-- Texto proporcionado --
A fin de guiar los trabajos de otros exégetas y comentaristas, San Jerónimo dejó tres opúsculos: “Custiones hebraicas sobre el Génesis”, en que da la propiedad al texto original sobre las traducciones, en particular sobre la “Vetus Itala”; “Tratado concerniente a la situación y el nombre de los lugares hebraicos”, obra de geografía y de arqueología Bíblicas que pone en latín y completa el de Eusebio sobre la topografía Palestiniana; en fin, “Recopilación de nombres hebraicos”, especie de léxico que pretende dar la significaciónde nombres citados en la Biblia.

 

Con el doble carácter de sabio convencido que tiene el derecho de estar adherido a ssus ideas y de creyente celoso de la causa de la ortodoxia, San Jerónimo fue un polemista. Y tanto más temible cuanto su temperamento era irascible y ssu genio sarcástico.

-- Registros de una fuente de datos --

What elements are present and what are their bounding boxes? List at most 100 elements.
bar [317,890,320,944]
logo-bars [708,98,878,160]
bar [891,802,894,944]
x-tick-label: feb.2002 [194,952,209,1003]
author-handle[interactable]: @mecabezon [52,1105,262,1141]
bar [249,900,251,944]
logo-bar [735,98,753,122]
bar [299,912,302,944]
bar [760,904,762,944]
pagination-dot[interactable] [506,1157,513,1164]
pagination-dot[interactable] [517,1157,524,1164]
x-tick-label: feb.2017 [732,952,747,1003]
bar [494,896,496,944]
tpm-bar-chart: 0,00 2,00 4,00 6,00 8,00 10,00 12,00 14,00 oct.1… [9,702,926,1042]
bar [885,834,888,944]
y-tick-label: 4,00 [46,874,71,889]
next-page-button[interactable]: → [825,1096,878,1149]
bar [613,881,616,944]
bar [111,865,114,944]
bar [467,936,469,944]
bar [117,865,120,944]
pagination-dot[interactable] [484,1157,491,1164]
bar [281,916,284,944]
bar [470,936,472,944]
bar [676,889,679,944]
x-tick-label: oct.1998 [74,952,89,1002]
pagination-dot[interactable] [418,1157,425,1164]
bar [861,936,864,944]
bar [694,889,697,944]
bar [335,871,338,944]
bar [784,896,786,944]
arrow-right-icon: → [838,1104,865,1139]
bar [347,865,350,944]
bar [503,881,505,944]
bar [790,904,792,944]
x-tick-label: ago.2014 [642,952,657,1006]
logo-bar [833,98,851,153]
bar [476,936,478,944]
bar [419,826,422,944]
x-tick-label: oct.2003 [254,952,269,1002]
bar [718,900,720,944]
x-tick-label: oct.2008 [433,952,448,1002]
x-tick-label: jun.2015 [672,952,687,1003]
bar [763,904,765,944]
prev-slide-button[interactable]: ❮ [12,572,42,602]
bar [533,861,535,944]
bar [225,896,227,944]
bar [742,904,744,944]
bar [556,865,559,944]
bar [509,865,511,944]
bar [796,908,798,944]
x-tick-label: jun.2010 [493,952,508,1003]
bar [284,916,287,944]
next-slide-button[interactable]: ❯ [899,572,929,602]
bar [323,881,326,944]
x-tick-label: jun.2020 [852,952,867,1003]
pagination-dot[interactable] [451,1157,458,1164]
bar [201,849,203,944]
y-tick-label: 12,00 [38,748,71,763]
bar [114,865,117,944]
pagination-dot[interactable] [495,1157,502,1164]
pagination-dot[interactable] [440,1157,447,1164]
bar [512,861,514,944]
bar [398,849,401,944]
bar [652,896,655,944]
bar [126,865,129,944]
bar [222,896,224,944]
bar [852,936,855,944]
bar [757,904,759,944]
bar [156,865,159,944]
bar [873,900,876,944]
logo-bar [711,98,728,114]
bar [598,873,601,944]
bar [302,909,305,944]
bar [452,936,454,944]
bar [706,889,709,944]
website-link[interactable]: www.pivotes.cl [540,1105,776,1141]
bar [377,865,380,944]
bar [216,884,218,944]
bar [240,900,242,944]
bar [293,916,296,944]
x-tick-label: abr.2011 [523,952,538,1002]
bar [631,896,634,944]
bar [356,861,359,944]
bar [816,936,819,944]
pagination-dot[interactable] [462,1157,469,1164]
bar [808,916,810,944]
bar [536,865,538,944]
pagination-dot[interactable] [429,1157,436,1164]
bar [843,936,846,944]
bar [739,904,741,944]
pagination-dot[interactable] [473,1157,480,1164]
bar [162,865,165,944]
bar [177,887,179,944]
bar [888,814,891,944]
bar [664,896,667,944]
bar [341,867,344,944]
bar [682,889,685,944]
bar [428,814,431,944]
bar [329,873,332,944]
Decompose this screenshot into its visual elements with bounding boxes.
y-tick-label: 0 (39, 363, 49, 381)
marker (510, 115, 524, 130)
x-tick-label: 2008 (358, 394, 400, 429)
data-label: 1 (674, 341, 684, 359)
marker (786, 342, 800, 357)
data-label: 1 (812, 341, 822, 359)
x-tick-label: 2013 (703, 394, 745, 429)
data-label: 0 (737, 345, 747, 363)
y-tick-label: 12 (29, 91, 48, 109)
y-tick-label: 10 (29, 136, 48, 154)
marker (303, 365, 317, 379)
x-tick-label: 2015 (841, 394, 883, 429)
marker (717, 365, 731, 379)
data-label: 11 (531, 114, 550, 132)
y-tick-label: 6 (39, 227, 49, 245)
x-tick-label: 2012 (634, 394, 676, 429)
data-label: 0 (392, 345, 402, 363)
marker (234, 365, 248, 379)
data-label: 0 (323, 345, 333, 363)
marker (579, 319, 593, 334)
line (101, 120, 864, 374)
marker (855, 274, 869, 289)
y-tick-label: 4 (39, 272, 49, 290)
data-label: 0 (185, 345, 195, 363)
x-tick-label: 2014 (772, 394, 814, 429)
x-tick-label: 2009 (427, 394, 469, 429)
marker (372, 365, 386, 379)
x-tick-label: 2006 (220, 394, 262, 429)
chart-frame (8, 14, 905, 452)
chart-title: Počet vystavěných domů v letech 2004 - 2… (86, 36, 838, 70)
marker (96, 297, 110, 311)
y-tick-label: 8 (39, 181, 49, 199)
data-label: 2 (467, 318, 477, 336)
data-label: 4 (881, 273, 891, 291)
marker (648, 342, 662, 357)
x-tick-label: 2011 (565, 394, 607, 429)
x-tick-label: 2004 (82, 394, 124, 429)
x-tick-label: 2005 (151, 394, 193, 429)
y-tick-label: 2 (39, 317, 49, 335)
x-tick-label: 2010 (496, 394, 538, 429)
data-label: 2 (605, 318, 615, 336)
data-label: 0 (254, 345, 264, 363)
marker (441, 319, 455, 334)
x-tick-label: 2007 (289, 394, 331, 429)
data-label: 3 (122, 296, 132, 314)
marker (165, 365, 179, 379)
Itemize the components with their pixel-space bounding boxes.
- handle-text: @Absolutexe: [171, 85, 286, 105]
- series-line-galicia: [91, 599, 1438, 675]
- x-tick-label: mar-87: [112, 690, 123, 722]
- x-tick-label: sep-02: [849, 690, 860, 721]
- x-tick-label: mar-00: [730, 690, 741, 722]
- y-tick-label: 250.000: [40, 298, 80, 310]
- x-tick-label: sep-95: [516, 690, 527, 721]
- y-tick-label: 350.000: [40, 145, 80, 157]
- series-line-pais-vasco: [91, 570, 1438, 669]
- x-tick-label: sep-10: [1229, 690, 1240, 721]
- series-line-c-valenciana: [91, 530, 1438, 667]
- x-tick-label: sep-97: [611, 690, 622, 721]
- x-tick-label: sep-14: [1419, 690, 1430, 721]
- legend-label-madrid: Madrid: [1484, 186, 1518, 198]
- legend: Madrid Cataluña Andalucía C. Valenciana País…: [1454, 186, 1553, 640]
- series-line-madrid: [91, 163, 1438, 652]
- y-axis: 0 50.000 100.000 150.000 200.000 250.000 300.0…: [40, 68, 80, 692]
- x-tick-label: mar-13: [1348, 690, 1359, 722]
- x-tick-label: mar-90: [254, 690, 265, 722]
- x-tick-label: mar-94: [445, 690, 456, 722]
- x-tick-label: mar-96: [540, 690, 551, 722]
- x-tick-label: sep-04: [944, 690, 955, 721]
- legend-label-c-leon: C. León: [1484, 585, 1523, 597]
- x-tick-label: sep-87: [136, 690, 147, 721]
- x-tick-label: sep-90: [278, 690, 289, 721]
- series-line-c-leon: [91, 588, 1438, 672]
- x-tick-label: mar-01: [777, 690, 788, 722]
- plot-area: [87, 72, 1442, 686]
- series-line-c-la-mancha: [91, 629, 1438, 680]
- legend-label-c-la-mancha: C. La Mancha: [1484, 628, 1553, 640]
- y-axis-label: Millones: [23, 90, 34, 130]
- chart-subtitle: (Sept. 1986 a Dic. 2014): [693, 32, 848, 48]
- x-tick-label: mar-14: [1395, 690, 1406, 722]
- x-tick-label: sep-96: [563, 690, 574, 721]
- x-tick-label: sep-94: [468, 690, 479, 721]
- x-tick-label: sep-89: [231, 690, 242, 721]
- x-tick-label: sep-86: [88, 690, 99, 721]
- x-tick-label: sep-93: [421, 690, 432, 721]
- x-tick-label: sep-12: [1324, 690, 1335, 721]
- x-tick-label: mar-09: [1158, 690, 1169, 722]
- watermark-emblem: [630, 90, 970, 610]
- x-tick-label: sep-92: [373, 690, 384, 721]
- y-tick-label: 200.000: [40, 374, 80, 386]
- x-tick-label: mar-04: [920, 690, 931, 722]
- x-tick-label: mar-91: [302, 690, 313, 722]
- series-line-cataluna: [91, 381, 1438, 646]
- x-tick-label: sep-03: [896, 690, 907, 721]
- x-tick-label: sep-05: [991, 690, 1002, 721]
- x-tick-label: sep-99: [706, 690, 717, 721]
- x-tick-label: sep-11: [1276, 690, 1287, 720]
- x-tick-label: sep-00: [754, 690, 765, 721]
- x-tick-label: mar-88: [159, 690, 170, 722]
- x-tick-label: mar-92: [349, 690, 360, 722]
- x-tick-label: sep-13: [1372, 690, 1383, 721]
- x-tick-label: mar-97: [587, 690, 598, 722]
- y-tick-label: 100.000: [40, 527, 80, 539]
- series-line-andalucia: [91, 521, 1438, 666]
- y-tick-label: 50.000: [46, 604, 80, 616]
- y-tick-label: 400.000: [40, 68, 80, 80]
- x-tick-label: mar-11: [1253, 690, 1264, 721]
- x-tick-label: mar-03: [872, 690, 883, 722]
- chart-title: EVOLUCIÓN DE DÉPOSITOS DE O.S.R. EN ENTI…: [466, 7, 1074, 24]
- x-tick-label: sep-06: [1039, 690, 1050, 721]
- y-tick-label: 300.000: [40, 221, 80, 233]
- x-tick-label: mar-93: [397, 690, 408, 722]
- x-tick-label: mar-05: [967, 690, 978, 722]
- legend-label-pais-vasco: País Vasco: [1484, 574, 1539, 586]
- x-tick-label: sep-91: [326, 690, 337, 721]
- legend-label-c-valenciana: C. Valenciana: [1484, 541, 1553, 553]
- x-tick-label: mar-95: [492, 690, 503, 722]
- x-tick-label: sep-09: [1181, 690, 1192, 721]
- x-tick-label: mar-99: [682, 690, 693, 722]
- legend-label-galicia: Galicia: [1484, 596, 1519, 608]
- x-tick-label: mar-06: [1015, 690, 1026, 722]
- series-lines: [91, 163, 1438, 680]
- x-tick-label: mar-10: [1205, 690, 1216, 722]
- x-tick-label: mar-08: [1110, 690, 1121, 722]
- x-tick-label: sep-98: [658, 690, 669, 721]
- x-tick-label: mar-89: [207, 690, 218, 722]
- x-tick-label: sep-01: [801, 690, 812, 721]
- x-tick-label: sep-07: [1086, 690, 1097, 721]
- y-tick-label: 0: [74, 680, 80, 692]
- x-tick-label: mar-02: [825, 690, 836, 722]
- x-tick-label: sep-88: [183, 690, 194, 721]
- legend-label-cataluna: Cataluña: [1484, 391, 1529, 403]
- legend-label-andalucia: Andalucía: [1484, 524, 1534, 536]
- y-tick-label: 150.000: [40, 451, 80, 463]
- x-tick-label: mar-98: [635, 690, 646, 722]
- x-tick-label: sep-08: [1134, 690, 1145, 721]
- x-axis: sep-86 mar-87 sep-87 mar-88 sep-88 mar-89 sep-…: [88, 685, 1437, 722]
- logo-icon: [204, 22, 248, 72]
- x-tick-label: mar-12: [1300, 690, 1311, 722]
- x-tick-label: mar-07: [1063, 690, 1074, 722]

-- Consigna --
Según el texto sobre San Jerónimo, ¿de quién es la obra sobre la topografía palestiniana que el «Tratado concerniente a la situación y el nombre de los lugares hebraicos» pone en latín y completa?

-- Respuesta escrita --
De Eusebio.